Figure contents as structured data
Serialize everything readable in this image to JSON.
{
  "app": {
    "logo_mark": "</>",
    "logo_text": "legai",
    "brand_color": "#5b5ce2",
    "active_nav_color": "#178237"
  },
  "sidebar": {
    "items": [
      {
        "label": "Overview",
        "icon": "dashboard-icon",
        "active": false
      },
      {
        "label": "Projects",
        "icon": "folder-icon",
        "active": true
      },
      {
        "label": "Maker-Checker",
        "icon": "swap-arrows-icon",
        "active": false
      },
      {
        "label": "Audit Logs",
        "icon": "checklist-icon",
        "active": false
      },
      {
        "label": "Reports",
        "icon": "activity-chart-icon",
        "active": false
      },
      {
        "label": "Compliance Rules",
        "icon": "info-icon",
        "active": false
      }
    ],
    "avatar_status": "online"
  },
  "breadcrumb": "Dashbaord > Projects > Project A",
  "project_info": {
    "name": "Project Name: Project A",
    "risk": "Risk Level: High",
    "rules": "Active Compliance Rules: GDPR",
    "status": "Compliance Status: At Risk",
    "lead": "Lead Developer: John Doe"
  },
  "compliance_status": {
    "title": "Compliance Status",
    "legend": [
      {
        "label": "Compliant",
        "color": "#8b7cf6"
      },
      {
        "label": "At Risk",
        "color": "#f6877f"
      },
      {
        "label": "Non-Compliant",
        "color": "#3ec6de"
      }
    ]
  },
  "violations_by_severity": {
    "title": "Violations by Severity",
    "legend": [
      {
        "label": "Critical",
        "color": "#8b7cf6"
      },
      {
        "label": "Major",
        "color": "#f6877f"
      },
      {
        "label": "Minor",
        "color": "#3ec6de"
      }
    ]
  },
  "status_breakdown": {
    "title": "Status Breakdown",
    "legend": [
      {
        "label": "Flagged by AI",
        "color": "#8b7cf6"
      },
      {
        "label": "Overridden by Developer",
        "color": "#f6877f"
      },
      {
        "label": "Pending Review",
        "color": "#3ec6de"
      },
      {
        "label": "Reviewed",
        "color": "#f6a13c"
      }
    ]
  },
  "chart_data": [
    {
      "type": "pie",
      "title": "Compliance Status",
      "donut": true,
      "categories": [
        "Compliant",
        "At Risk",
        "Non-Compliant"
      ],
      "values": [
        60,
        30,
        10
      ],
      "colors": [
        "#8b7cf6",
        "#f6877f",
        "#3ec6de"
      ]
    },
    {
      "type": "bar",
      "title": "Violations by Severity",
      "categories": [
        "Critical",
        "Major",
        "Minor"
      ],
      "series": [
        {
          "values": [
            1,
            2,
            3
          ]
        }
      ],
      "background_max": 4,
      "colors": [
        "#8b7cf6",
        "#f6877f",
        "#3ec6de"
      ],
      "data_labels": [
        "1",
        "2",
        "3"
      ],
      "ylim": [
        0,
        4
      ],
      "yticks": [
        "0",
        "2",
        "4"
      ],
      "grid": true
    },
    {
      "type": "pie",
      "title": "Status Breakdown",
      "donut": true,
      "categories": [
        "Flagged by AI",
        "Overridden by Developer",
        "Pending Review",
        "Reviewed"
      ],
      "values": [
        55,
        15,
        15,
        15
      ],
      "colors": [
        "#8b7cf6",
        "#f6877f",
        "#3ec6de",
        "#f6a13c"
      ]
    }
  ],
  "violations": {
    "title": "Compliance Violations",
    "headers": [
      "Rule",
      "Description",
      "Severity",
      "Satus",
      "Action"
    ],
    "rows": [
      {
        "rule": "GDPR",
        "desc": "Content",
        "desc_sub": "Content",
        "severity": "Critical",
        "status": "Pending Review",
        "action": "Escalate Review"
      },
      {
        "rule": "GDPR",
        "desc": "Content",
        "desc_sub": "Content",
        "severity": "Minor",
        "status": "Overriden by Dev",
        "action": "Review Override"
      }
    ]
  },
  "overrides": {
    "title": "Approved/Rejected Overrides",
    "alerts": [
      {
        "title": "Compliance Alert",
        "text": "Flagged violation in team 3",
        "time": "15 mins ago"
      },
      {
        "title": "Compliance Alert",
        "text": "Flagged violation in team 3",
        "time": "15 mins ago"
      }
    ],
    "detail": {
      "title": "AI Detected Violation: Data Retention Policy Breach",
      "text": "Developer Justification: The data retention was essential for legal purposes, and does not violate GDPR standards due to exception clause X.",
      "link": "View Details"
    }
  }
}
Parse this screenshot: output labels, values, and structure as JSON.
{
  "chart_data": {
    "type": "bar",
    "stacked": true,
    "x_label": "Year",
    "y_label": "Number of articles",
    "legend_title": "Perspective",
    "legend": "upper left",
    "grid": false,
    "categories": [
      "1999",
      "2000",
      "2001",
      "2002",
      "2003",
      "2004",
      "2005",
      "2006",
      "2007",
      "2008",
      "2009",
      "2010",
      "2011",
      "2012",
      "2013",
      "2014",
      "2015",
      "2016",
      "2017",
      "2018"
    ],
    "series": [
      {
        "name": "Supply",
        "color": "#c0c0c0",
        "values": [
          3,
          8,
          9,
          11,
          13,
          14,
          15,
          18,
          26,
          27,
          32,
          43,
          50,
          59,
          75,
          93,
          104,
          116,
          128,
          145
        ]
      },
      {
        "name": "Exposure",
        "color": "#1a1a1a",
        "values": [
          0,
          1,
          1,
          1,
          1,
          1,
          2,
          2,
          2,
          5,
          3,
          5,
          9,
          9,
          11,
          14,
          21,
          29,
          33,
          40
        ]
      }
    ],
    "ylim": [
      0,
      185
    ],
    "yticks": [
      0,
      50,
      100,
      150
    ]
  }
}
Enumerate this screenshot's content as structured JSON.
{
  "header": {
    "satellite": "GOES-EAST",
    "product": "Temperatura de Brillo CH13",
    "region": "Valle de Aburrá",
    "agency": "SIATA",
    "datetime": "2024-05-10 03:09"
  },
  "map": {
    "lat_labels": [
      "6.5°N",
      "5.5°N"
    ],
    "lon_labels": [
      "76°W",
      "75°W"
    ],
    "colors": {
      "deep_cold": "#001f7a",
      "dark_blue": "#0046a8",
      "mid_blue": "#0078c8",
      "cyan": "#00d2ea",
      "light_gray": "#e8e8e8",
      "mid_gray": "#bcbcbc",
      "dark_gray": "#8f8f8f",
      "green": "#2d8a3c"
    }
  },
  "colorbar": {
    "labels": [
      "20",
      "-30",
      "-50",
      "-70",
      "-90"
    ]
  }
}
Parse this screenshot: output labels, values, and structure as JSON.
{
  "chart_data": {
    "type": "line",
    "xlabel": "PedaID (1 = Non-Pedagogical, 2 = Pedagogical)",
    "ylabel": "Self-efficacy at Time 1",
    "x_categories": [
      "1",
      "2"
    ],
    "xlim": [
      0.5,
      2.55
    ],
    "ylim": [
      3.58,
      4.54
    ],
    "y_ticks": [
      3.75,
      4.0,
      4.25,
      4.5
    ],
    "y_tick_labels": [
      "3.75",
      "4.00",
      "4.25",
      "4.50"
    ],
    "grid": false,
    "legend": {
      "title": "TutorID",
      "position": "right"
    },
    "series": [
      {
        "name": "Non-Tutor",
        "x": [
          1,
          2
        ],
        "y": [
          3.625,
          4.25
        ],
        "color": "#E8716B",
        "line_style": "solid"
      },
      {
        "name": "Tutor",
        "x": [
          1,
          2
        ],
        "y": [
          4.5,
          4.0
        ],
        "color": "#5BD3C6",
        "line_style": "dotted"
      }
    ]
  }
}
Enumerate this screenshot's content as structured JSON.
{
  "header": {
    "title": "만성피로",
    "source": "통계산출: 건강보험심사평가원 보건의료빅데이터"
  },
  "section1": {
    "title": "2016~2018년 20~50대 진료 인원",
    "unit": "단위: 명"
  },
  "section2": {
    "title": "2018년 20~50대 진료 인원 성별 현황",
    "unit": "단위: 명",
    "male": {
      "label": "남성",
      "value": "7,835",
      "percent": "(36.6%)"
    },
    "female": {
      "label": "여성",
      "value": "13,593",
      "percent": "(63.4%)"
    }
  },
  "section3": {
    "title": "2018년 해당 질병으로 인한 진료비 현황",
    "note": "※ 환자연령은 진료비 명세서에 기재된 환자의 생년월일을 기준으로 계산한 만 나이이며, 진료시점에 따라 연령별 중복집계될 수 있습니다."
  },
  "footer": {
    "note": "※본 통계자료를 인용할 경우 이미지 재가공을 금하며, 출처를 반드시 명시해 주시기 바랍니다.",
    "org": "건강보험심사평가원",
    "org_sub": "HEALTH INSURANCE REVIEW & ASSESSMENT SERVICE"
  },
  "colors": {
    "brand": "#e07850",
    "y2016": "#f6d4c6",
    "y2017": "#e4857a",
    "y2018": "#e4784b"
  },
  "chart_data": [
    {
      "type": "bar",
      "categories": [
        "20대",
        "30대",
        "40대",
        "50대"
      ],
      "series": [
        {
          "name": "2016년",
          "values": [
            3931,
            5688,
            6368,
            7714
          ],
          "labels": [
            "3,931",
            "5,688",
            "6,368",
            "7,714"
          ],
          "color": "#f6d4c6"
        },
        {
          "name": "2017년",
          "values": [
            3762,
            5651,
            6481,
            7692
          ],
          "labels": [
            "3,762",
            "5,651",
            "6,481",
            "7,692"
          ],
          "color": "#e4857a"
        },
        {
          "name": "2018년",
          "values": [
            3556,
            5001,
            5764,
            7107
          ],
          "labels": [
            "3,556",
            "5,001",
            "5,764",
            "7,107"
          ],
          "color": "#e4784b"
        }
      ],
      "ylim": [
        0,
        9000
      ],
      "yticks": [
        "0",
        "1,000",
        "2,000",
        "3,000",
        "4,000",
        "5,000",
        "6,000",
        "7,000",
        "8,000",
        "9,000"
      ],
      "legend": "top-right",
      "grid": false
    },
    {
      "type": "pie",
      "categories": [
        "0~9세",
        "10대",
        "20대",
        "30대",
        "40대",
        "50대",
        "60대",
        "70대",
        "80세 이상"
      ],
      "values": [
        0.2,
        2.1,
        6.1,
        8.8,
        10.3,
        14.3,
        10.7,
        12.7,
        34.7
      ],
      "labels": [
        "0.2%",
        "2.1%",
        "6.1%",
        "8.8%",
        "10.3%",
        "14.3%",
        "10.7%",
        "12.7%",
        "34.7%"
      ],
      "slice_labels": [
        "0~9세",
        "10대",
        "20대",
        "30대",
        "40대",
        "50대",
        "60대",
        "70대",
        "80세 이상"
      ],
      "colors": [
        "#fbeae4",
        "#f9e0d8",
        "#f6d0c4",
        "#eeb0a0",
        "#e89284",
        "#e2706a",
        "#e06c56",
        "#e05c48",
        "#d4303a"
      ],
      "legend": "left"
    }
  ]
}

-- THE TASK --
How many lines of the listing above include the word "Projects"? Reply with the number alone.

-- SOLUTION --
2